# The request
Transcribe the records below exactly, leaving out any pictures.

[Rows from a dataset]

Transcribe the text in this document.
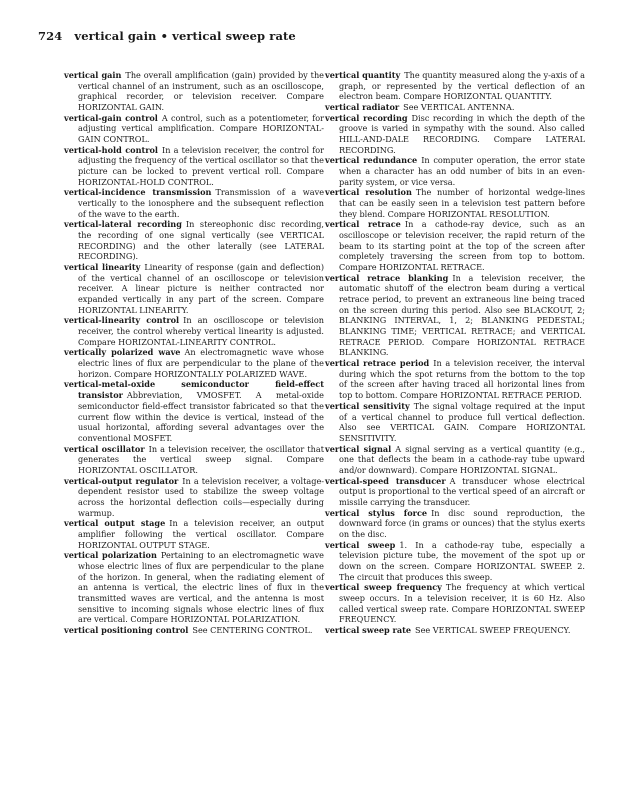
724 vertical gain • vertical sweep rate

vertical gain The overall amplification (gain) provided by the vertical channel of an instrument, such as an oscilloscope, graphical recorder, or television receiver. Compare HORIZONTAL GAIN.

vertical-gain control A control, such as a potentiometer, for adjusting vertical amplification. Compare HORIZONTAL-GAIN CONTROL.

vertical-hold control In a television receiver, the control for adjusting the frequency of the vertical oscillator so that the picture can be locked to prevent vertical roll. Compare HORIZONTAL-HOLD CONTROL.

vertical-incidence transmission Transmission of a wave vertically to the ionosphere and the subsequent reflection of the wave to the earth.

vertical-lateral recording In stereophonic disc recording, the recording of one signal vertically (see VERTICAL RECORDING) and the other laterally (see LATERAL RECORDING).

vertical linearity Linearity of response (gain and deflection) of the vertical channel of an oscilloscope or television receiver. A linear picture is neither contracted nor expanded vertically in any part of the screen. Compare HORIZONTAL LINEARITY.

vertical-linearity control In an oscilloscope or television receiver, the control whereby vertical linearity is adjusted. Compare HORIZONTAL-LINEARITY CONTROL.

vertically polarized wave An electromagnetic wave whose electric lines of flux are perpendicular to the plane of the horizon. Compare HORIZONTALLY POLARIZED WAVE.

vertical-metal-oxide semiconductor field-effect transistor Abbreviation, VMOSFET. A metal-oxide semiconductor field-effect transistor fabricated so that the current flow within the device is vertical, instead of the usual horizontal, affording several advantages over the conventional MOSFET.

vertical oscillator In a television receiver, the oscillator that generates the vertical sweep signal. Compare HORIZONTAL OSCILLATOR.

vertical-output regulator In a television receiver, a voltage-dependent resistor used to stabilize the sweep voltage across the horizontal deflection coils—especially during warmup.

vertical output stage In a television receiver, an output amplifier following the vertical oscillator. Compare HORIZONTAL OUTPUT STAGE.

vertical polarization Pertaining to an electromagnetic wave whose electric lines of flux are perpendicular to the plane of the horizon. In general, when the radiating element of an antenna is vertical, the electric lines of flux in the transmitted waves are vertical, and the antenna is most sensitive to incoming signals whose electric lines of flux are vertical. Compare HORIZONTAL POLARIZATION.

vertical positioning control See CENTERING CONTROL.

vertical quantity The quantity measured along the y-axis of a graph, or represented by the vertical deflection of an electron beam. Compare HORIZONTAL QUANTITY.

vertical radiator See VERTICAL ANTENNA.

vertical recording Disc recording in which the depth of the groove is varied in sympathy with the sound. Also called HILL-AND-DALE RECORDING. Compare LATERAL RECORDING.

vertical redundance In computer operation, the error state when a character has an odd number of bits in an even-parity system, or vice versa.

vertical resolution The number of horizontal wedge-lines that can be easily seen in a television test pattern before they blend. Compare HORIZONTAL RESOLUTION.

vertical retrace In a cathode-ray device, such as an oscilloscope or television receiver, the rapid return of the beam to its starting point at the top of the screen after completely traversing the screen from top to bottom. Compare HORIZONTAL RETRACE.

vertical retrace blanking In a television receiver, the automatic shutoff of the electron beam during a vertical retrace period, to prevent an extraneous line being traced on the screen during this period. Also see BLACKOUT, 2; BLANKING INTERVAL, 1, 2; BLANKING PEDESTAL; BLANKING TIME; VERTICAL RETRACE; and VERTICAL RETRACE PERIOD. Compare HORIZONTAL RETRACE BLANKING.

vertical retrace period In a television receiver, the interval during which the spot returns from the bottom to the top of the screen after having traced all horizontal lines from top to bottom. Compare HORIZONTAL RETRACE PERIOD.

vertical sensitivity The signal voltage required at the input of a vertical channel to produce full vertical deflection. Also see VERTICAL GAIN. Compare HORIZONTAL SENSITIVITY.

vertical signal A signal serving as a vertical quantity (e.g., one that deflects the beam in a cathode-ray tube upward and/or downward). Compare HORIZONTAL SIGNAL.

vertical-speed transducer A transducer whose electrical output is proportional to the vertical speed of an aircraft or missile carrying the transducer.

vertical stylus force In disc sound reproduction, the downward force (in grams or ounces) that the stylus exerts on the disc.

vertical sweep 1. In a cathode-ray tube, especially a television picture tube, the movement of the spot up or down on the screen. Compare HORIZONTAL SWEEP. 2. The circuit that produces this sweep.

vertical sweep frequency The frequency at which vertical sweep occurs. In a television receiver, it is 60 Hz. Also called vertical sweep rate. Compare HORIZONTAL SWEEP FREQUENCY.

vertical sweep rate See VERTICAL SWEEP FREQUENCY.
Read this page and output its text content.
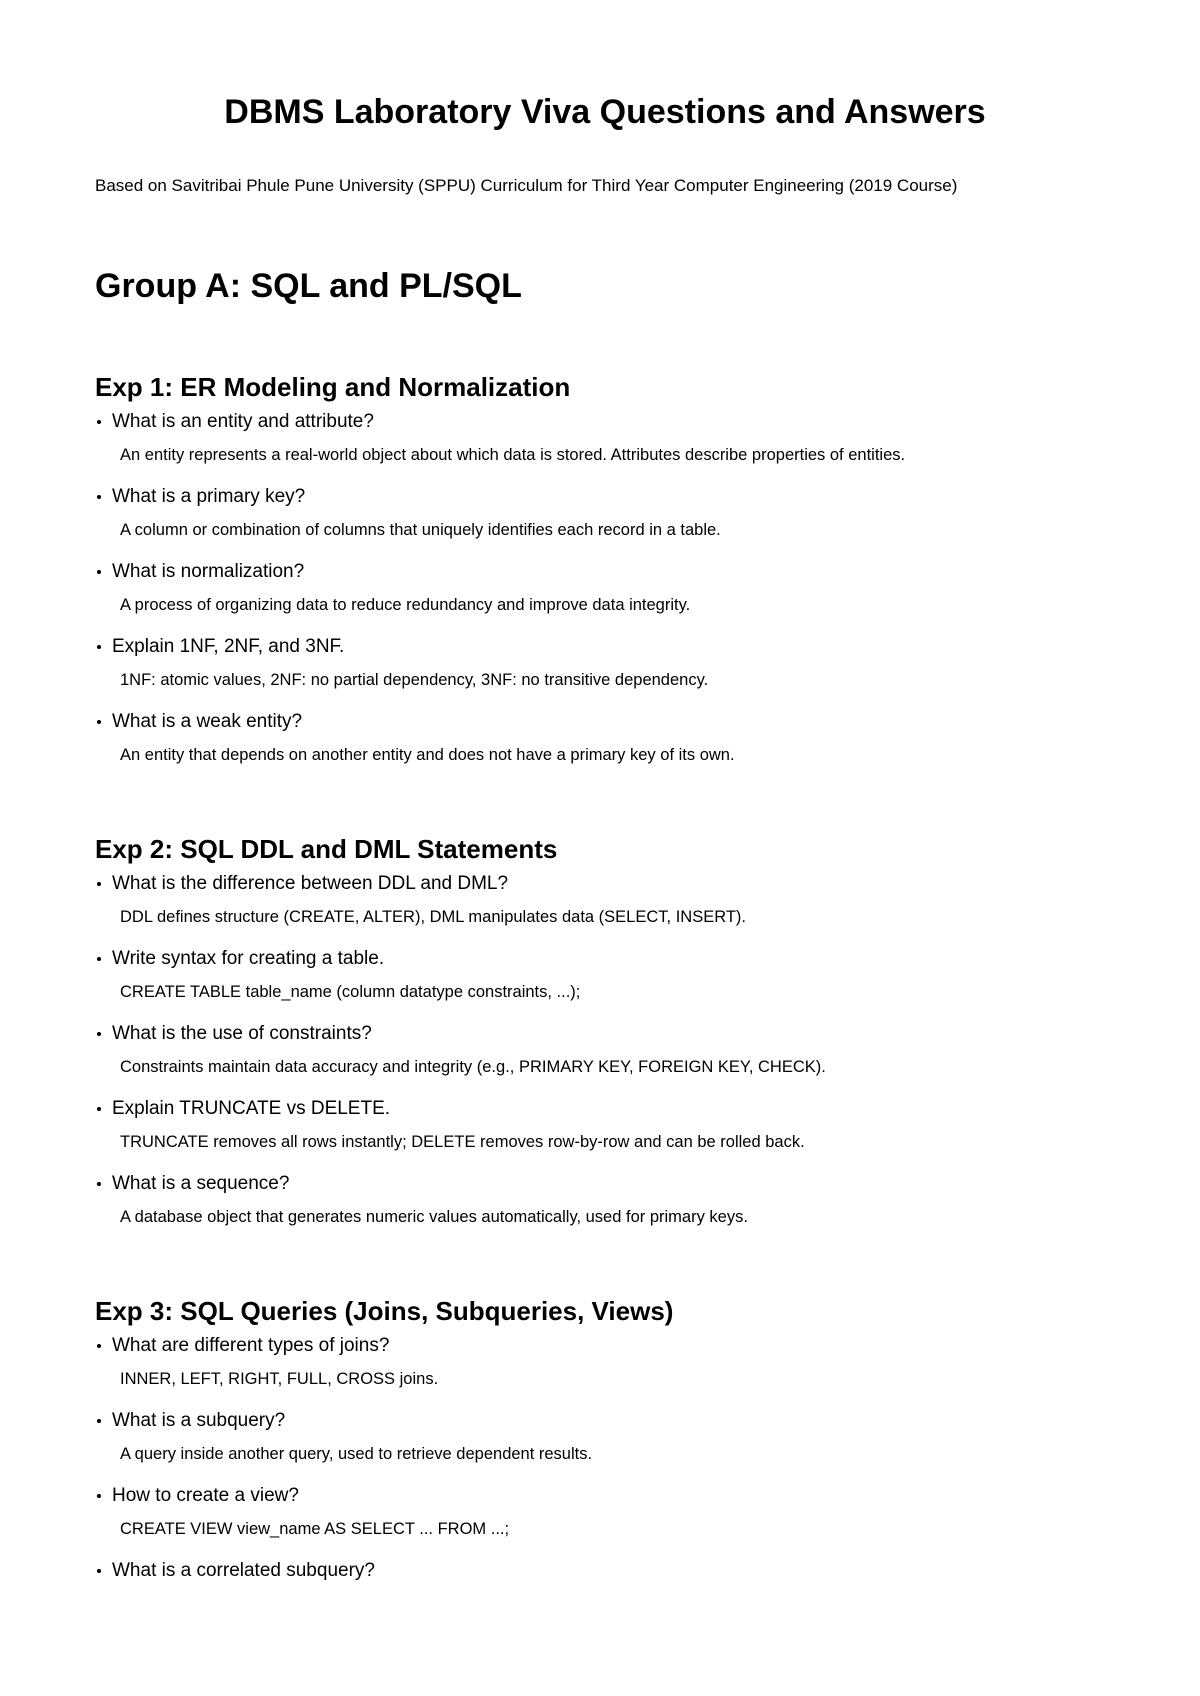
DBMS Laboratory Viva Questions and Answers

Based on Savitribai Phule Pune University (SPPU) Curriculum for Third Year Computer Engineering (2019 Course)

Group A: SQL and PL/SQL
Exp 1: ER Modeling and Normalization
What is an entity and attribute?
An entity represents a real-world object about which data is stored. Attributes describe properties of entities.
What is a primary key?
A column or combination of columns that uniquely identifies each record in a table.
What is normalization?
A process of organizing data to reduce redundancy and improve data integrity.
Explain 1NF, 2NF, and 3NF.
1NF: atomic values, 2NF: no partial dependency, 3NF: no transitive dependency.
What is a weak entity?
An entity that depends on another entity and does not have a primary key of its own.
Exp 2: SQL DDL and DML Statements
What is the difference between DDL and DML?
DDL defines structure (CREATE, ALTER), DML manipulates data (SELECT, INSERT).
Write syntax for creating a table.
CREATE TABLE table_name (column datatype constraints, ...);
What is the use of constraints?
Constraints maintain data accuracy and integrity (e.g., PRIMARY KEY, FOREIGN KEY, CHECK).
Explain TRUNCATE vs DELETE.
TRUNCATE removes all rows instantly; DELETE removes row-by-row and can be rolled back.
What is a sequence?
A database object that generates numeric values automatically, used for primary keys.
Exp 3: SQL Queries (Joins, Subqueries, Views)
What are different types of joins?
INNER, LEFT, RIGHT, FULL, CROSS joins.
What is a subquery?
A query inside another query, used to retrieve dependent results.
How to create a view?
CREATE VIEW view_name AS SELECT ... FROM ...;
What is a correlated subquery?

# Answer to the task
Transcribe the text in this document.
724 vertical gain • vertical sweep rate

vertical gain The overall amplification (gain) provided by the vertical channel of an instrument, such as an oscilloscope, graphical recorder, or television receiver. Compare HORIZONTAL GAIN.

vertical-gain control A control, such as a potentiometer, for adjusting vertical amplification. Compare HORIZONTAL-GAIN CONTROL.

vertical-hold control In a television receiver, the control for adjusting the frequency of the vertical oscillator so that the picture can be locked to prevent vertical roll. Compare HORIZONTAL-HOLD CONTROL.

vertical-incidence transmission Transmission of a wave vertically to the ionosphere and the subsequent reflection of the wave to the earth.

vertical-lateral recording In stereophonic disc recording, the recording of one signal vertically (see VERTICAL RECORDING) and the other laterally (see LATERAL RECORDING).

vertical linearity Linearity of response (gain and deflection) of the vertical channel of an oscilloscope or television receiver. A linear picture is neither contracted nor expanded vertically in any part of the screen. Compare HORIZONTAL LINEARITY.

vertical-linearity control In an oscilloscope or television receiver, the control whereby vertical linearity is adjusted. Compare HORIZONTAL-LINEARITY CONTROL.

vertically polarized wave An electromagnetic wave whose electric lines of flux are perpendicular to the plane of the horizon. Compare HORIZONTALLY POLARIZED WAVE.

vertical-metal-oxide semiconductor field-effect transistor Abbreviation, VMOSFET. A metal-oxide semiconductor field-effect transistor fabricated so that the current flow within the device is vertical, instead of the usual horizontal, affording several advantages over the conventional MOSFET.

vertical oscillator In a television receiver, the oscillator that generates the vertical sweep signal. Compare HORIZONTAL OSCILLATOR.

vertical-output regulator In a television receiver, a voltage-dependent resistor used to stabilize the sweep voltage across the horizontal deflection coils—especially during warmup.

vertical output stage In a television receiver, an output amplifier following the vertical oscillator. Compare HORIZONTAL OUTPUT STAGE.

vertical polarization Pertaining to an electromagnetic wave whose electric lines of flux are perpendicular to the plane of the horizon. In general, when the radiating element of an antenna is vertical, the electric lines of flux in the transmitted waves are vertical, and the antenna is most sensitive to incoming signals whose electric lines of flux are vertical. Compare HORIZONTAL POLARIZATION.

vertical positioning control See CENTERING CONTROL.

vertical quantity The quantity measured along the y-axis of a graph, or represented by the vertical deflection of an electron beam. Compare HORIZONTAL QUANTITY.

vertical radiator See VERTICAL ANTENNA.

vertical recording Disc recording in which the depth of the groove is varied in sympathy with the sound. Also called HILL-AND-DALE RECORDING. Compare LATERAL RECORDING.

vertical redundance In computer operation, the error state when a character has an odd number of bits in an even-parity system, or vice versa.

vertical resolution The number of horizontal wedge-lines that can be easily seen in a television test pattern before they blend. Compare HORIZONTAL RESOLUTION.

vertical retrace In a cathode-ray device, such as an oscilloscope or television receiver, the rapid return of the beam to its starting point at the top of the screen after completely traversing the screen from top to bottom. Compare HORIZONTAL RETRACE.

vertical retrace blanking In a television receiver, the automatic shutoff of the electron beam during a vertical retrace period, to prevent an extraneous line being traced on the screen during this period. Also see BLACKOUT, 2; BLANKING INTERVAL, 1, 2; BLANKING PEDESTAL; BLANKING TIME; VERTICAL RETRACE; and VERTICAL RETRACE PERIOD. Compare HORIZONTAL RETRACE BLANKING.

vertical retrace period In a television receiver, the interval during which the spot returns from the bottom to the top of the screen after having traced all horizontal lines from top to bottom. Compare HORIZONTAL RETRACE PERIOD.

vertical sensitivity The signal voltage required at the input of a vertical channel to produce full vertical deflection. Also see VERTICAL GAIN. Compare HORIZONTAL SENSITIVITY.

vertical signal A signal serving as a vertical quantity (e.g., one that deflects the beam in a cathode-ray tube upward and/or downward). Compare HORIZONTAL SIGNAL.

vertical-speed transducer A transducer whose electrical output is proportional to the vertical speed of an aircraft or missile carrying the transducer.

vertical stylus force In disc sound reproduction, the downward force (in grams or ounces) that the stylus exerts on the disc.

vertical sweep 1. In a cathode-ray tube, especially a television picture tube, the movement of the spot up or down on the screen. Compare HORIZONTAL SWEEP. 2. The circuit that produces this sweep.

vertical sweep frequency The frequency at which vertical sweep occurs. In a television receiver, it is 60 Hz. Also called vertical sweep rate. Compare HORIZONTAL SWEEP FREQUENCY.

vertical sweep rate See VERTICAL SWEEP FREQUENCY.
Read this page and output its text content.
DBMS Laboratory Viva Questions and Answers

Based on Savitribai Phule Pune University (SPPU) Curriculum for Third Year Computer Engineering (2019 Course)

Group A: SQL and PL/SQL
Exp 1: ER Modeling and Normalization
What is an entity and attribute?
An entity represents a real-world object about which data is stored. Attributes describe properties of entities.
What is a primary key?
A column or combination of columns that uniquely identifies each record in a table.
What is normalization?
A process of organizing data to reduce redundancy and improve data integrity.
Explain 1NF, 2NF, and 3NF.
1NF: atomic values, 2NF: no partial dependency, 3NF: no transitive dependency.
What is a weak entity?
An entity that depends on another entity and does not have a primary key of its own.
Exp 2: SQL DDL and DML Statements
What is the difference between DDL and DML?
DDL defines structure (CREATE, ALTER), DML manipulates data (SELECT, INSERT).
Write syntax for creating a table.
CREATE TABLE table_name (column datatype constraints, ...);
What is the use of constraints?
Constraints maintain data accuracy and integrity (e.g., PRIMARY KEY, FOREIGN KEY, CHECK).
Explain TRUNCATE vs DELETE.
TRUNCATE removes all rows instantly; DELETE removes row-by-row and can be rolled back.
What is a sequence?
A database object that generates numeric values automatically, used for primary keys.
Exp 3: SQL Queries (Joins, Subqueries, Views)
What are different types of joins?
INNER, LEFT, RIGHT, FULL, CROSS joins.
What is a subquery?
A query inside another query, used to retrieve dependent results.
How to create a view?
CREATE VIEW view_name AS SELECT ... FROM ...;
What is a correlated subquery?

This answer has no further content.